* [AUFGABEN]
1) Übersetze aus dem Text über den Weinbau an der Mosel diesen Satz ins Englische: „Gerade in den Spitzenlagen sind allerdings die Bedingungen für die Bewirtschaftung schwierig.“
2) Setz den Text über den Weinbau an der Mosel nach seinem letzten Satz fort.

* [DER TEXT]
Mittelmosel - Weinbau

Deutschland – Landwirtschaft

100750 | Seite 43 | Abb. 4 | Maßstab 1 : 50.000
Mittelmosel | Weinbau | Deutschland – Landwirtschaft | Karte 43/4

Überblick


Der Weinbau an der Mosel blickt auf eine lange Tradition zurück. Auf rund 12 000 Hektar werden dort vor allem Weißweine erzeugt. Den Weltruf des Moseltals hat die Rebsorte Riesling begründet, die auf steilen Terrassen mit skelettreichen bzw. steinreichen Schieferböden und viel Sonne gedeiht.

Weinbau
Die besonderen klimatischen Voraussetzungen werden sowohl durch die gute Lage der Steilhänge als auch durch die Reflektion der Sonnenstrahlung durch die Mosel begünstigt. Nur teilweise besonnte Hänge, geringere Hangneigungen und zunehmende Entfernung von der Mosel bewirken Qualitätseinbußen beim Wein.
Gerade in den Spitzenlagen sind allerdings die Bedingungen für die Bewirtschaftung schwierig. Vielerorts dominiert Handarbeit und kleine motorbetriebene Seilwinden sind in den Steillagen das einzige Hilfsmittel.

* [INFORMATIONEN]
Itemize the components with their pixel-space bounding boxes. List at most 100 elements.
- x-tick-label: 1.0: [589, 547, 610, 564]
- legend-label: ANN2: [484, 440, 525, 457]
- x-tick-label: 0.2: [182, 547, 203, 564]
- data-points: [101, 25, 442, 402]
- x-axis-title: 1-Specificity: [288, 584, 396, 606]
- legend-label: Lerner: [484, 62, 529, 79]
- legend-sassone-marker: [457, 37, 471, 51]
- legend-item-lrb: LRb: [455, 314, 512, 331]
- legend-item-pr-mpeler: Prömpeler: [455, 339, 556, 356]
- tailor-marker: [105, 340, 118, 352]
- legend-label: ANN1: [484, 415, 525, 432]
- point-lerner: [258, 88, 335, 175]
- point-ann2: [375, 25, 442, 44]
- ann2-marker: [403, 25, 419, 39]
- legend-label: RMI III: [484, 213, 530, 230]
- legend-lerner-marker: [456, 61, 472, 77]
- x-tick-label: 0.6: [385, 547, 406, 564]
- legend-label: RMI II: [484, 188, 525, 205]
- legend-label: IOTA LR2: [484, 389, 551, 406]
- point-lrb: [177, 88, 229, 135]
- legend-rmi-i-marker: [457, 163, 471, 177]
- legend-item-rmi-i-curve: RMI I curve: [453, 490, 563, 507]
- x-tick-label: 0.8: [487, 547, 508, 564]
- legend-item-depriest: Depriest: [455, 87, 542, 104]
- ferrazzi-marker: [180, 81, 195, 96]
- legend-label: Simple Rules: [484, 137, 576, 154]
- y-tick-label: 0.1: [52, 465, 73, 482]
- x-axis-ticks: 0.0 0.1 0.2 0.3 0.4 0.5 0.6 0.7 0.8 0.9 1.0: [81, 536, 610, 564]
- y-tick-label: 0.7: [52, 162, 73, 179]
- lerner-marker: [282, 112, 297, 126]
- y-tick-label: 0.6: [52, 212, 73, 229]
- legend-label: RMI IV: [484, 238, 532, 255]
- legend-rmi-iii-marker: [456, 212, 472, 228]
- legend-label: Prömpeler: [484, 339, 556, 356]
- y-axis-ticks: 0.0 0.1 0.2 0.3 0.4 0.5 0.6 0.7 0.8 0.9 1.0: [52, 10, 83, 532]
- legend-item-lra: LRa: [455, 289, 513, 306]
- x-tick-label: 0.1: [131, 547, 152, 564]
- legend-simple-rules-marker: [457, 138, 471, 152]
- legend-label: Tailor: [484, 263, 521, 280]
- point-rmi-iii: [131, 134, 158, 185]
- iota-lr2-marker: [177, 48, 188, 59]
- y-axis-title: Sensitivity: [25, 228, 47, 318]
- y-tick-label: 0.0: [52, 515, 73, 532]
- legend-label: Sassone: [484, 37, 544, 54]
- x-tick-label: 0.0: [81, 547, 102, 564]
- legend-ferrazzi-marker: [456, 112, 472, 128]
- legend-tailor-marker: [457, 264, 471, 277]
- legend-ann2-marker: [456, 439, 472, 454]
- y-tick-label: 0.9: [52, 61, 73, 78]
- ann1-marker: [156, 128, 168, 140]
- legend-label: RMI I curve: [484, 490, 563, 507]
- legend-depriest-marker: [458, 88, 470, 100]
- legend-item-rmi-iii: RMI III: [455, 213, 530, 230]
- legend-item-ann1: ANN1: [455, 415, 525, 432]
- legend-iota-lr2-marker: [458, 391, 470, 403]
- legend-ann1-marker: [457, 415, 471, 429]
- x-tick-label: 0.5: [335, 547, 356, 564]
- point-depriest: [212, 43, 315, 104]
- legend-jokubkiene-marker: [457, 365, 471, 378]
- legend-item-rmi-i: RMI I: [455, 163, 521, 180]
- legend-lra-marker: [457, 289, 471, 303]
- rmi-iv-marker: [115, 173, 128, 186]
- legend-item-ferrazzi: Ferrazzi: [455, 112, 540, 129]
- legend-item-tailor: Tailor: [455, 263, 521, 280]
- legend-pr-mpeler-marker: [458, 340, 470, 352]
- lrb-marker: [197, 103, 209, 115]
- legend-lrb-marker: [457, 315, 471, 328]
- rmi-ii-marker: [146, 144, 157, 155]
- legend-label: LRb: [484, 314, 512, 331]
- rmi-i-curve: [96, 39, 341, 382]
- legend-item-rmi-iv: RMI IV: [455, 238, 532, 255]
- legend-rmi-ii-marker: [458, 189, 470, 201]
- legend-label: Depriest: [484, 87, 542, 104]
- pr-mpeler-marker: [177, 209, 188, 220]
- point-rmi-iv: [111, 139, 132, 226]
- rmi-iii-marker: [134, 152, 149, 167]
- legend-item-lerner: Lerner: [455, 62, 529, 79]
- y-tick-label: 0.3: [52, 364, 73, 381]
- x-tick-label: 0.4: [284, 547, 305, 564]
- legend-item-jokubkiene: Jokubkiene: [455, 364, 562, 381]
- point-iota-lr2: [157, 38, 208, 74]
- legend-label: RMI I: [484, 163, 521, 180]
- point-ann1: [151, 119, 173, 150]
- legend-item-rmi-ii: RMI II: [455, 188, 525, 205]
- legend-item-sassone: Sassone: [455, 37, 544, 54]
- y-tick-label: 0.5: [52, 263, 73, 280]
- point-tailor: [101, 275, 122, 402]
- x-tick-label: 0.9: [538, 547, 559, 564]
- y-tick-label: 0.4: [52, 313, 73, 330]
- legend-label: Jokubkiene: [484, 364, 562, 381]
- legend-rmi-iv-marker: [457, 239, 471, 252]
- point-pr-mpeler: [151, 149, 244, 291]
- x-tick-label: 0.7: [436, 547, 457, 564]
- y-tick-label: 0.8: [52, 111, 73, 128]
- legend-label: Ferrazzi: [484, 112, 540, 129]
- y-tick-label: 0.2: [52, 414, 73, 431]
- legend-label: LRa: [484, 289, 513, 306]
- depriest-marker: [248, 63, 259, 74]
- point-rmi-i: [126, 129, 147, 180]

* [ANTWORTEN]
1) In the top sites in particular, however, the conditions for cultivation are difficult.

2)
Unter den Winzerbetrieben ist ein starker Konzentrationsprozess zu beobachten. Die Zahl der Haupterwerbsbetriebe ist zwischen 1980 und 2005 auf ein Drittel gesunken. Zugleich hat die Rebfläche jedoch nur unwesentlich abgenommen, weshalb die durchschnittliche Betriebsgröße gestiegen ist.
Hintergrund der Abnahme des Haupterwerbs sind die hohen Kosten für moderne Kelterei- und Kellertechnik sowie für das Marketing. Viele kleine Betriebe können diese in der Regel nicht tragen.

Tourismus
Als Kulturlandschaft mit einer langen Geschichte ist das Moseltal bei Touristen sehr beliebt. Das ermöglicht vielen Winzern ein wirtschaftliches Überleben. Das touristische Angebot wird durch die Schaffung besonderer Anziehungspunkte, wie Klettersteigen an Weinbergen, noch erweitert.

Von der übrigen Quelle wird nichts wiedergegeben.